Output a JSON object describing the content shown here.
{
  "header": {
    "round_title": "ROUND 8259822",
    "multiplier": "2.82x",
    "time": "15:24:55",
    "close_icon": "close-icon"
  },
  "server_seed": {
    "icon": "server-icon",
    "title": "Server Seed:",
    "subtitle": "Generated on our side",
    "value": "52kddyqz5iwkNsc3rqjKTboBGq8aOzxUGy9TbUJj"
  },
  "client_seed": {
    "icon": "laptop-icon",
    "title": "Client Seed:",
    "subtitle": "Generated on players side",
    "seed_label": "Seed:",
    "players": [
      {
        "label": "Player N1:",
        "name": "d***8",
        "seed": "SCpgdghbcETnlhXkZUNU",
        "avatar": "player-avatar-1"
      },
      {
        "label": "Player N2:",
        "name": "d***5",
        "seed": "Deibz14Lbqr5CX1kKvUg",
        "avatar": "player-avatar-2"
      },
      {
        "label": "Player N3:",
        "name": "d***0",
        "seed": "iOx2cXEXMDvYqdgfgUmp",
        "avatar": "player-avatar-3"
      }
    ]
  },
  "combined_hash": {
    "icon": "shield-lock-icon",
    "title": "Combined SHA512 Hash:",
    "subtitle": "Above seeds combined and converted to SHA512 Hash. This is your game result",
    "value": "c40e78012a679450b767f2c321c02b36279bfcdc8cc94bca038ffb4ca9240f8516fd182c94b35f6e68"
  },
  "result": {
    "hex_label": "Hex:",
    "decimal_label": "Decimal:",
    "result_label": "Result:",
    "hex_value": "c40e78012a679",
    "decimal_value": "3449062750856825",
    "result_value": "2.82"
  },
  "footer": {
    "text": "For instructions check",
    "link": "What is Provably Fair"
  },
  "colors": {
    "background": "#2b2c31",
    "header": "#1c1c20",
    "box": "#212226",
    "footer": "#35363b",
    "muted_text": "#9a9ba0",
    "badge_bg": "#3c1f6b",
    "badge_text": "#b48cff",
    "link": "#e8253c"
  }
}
----
WORK TO COMPLETE: Each line must be given again exactly as written above.

EXERCISE OUTPUT:
Output a JSON object describing the content shown here.
{
  "header": {
    "round_title": "ROUND 8259822",
    "multiplier": "2.82x",
    "time": "15:24:55",
    "close_icon": "close-icon"
  },
  "server_seed": {
    "icon": "server-icon",
    "title": "Server Seed:",
    "subtitle": "Generated on our side",
    "value": "52kddyqz5iwkNsc3rqjKTboBGq8aOzxUGy9TbUJj"
  },
  "client_seed": {
    "icon": "laptop-icon",
    "title": "Client Seed:",
    "subtitle": "Generated on players side",
    "seed_label": "Seed:",
    "players": [
      {
        "label": "Player N1:",
        "name": "d***8",
        "seed": "SCpgdghbcETnlhXkZUNU",
        "avatar": "player-avatar-1"
      },
      {
        "label": "Player N2:",
        "name": "d***5",
        "seed": "Deibz14Lbqr5CX1kKvUg",
        "avatar": "player-avatar-2"
      },
      {
        "label": "Player N3:",
        "name": "d***0",
        "seed": "iOx2cXEXMDvYqdgfgUmp",
        "avatar": "player-avatar-3"
      }
    ]
  },
  "combined_hash": {
    "icon": "shield-lock-icon",
    "title": "Combined SHA512 Hash:",
    "subtitle": "Above seeds combined and converted to SHA512 Hash. This is your game result",
    "value": "c40e78012a679450b767f2c321c02b36279bfcdc8cc94bca038ffb4ca9240f8516fd182c94b35f6e68"
  },
  "result": {
    "hex_label": "Hex:",
    "decimal_label": "Decimal:",
    "result_label": "Result:",
    "hex_value": "c40e78012a679",
    "decimal_value": "3449062750856825",
    "result_value": "2.82"
  },
  "footer": {
    "text": "For instructions check",
    "link": "What is Provably Fair"
  },
  "colors": {
    "background": "#2b2c31",
    "header": "#1c1c20",
    "box": "#212226",
    "footer": "#35363b",
    "muted_text": "#9a9ba0",
    "badge_bg": "#3c1f6b",
    "badge_text": "#b48cff",
    "link": "#e8253c"
  }
}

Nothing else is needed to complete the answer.